**What is needed:** Copy every line of the records below that holds the word "pleine".

**Provided data:**

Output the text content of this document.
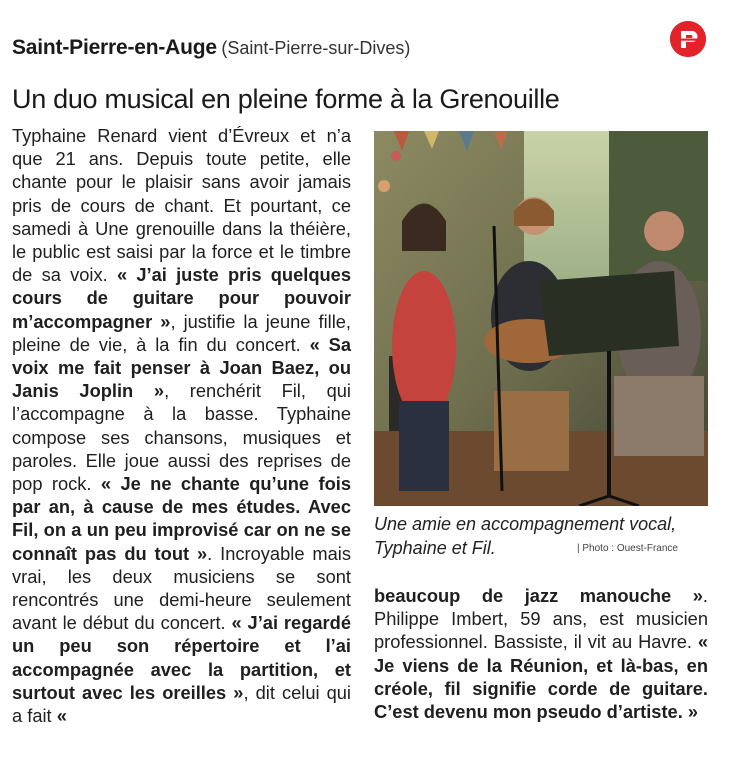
Saint-Pierre-en-Auge (Saint-Pierre-sur-Dives)
Un duo musical en pleine forme à la Grenouille

Typhaine Renard vient d’Évreux et n’a que 21 ans. Depuis toute petite, elle chante pour le plaisir sans avoir jamais pris de cours de chant. Et pourtant, ce samedi à Une grenouille dans la théière, le public est saisi par la force et le timbre de sa voix. « J’ai juste pris quelques cours de guitare pour pouvoir m’accompagner », justifie la jeune fille, pleine de vie, à la fin du concert. « Sa voix me fait penser à Joan Baez, ou Janis Joplin », renchérit Fil, qui l’accompagne à la basse. Typhaine compose ses chansons, musiques et paroles. Elle joue aussi des reprises de pop rock. « Je ne chante qu’une fois par an, à cause de mes études. Avec Fil, on a un peu improvisé car on ne se connaît pas du tout ». Incroyable mais vrai, les deux musiciens se sont rencontrés une demi-heure seulement avant le début du concert. « J’ai regardé un peu son répertoire et l’ai accompagnée avec la partition, et surtout avec les oreilles », dit celui qui a fait «

Une amie en accompagnement vocal, Typhaine et Fil.	| Photo : Ouest-France

beaucoup de jazz manouche ». Philippe Imbert, 59 ans, est musicien professionnel. Bassiste, il vit au Havre. « Je viens de la Réunion, et là-bas, en créole, fil signifie corde de guitare. C’est devenu mon pseudo d’artiste. »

**Finished exercise:**
Un duo musical en pleine forme à la Grenouille
Typhaine Renard vient d’Évreux et n’a que 21 ans. Depuis toute petite, elle chante pour le plaisir sans avoir jamais pris de cours de chant. Et pourtant, ce samedi à Une grenouille dans la théière, le public est saisi par la force et le timbre de sa voix. « J’ai juste pris quelques cours de guitare pour pouvoir m’accompagner », justifie la jeune fille, pleine de vie, à la fin du concert. « Sa voix me fait penser à Joan Baez, ou Janis Joplin », renchérit Fil, qui l’accompagne à la basse. Typhaine compose ses chansons, musiques et paroles. Elle joue aussi des reprises de pop rock. « Je ne chante qu’une fois par an, à cause de mes études. Avec Fil, on a un peu improvisé car on ne se connaît pas du tout ». Incroyable mais vrai, les deux musiciens se sont rencontrés une demi-heure seulement avant le début du concert. « J’ai regardé un peu son répertoire et l’ai accompagnée avec la partition, et surtout avec les oreilles », dit celui qui a fait «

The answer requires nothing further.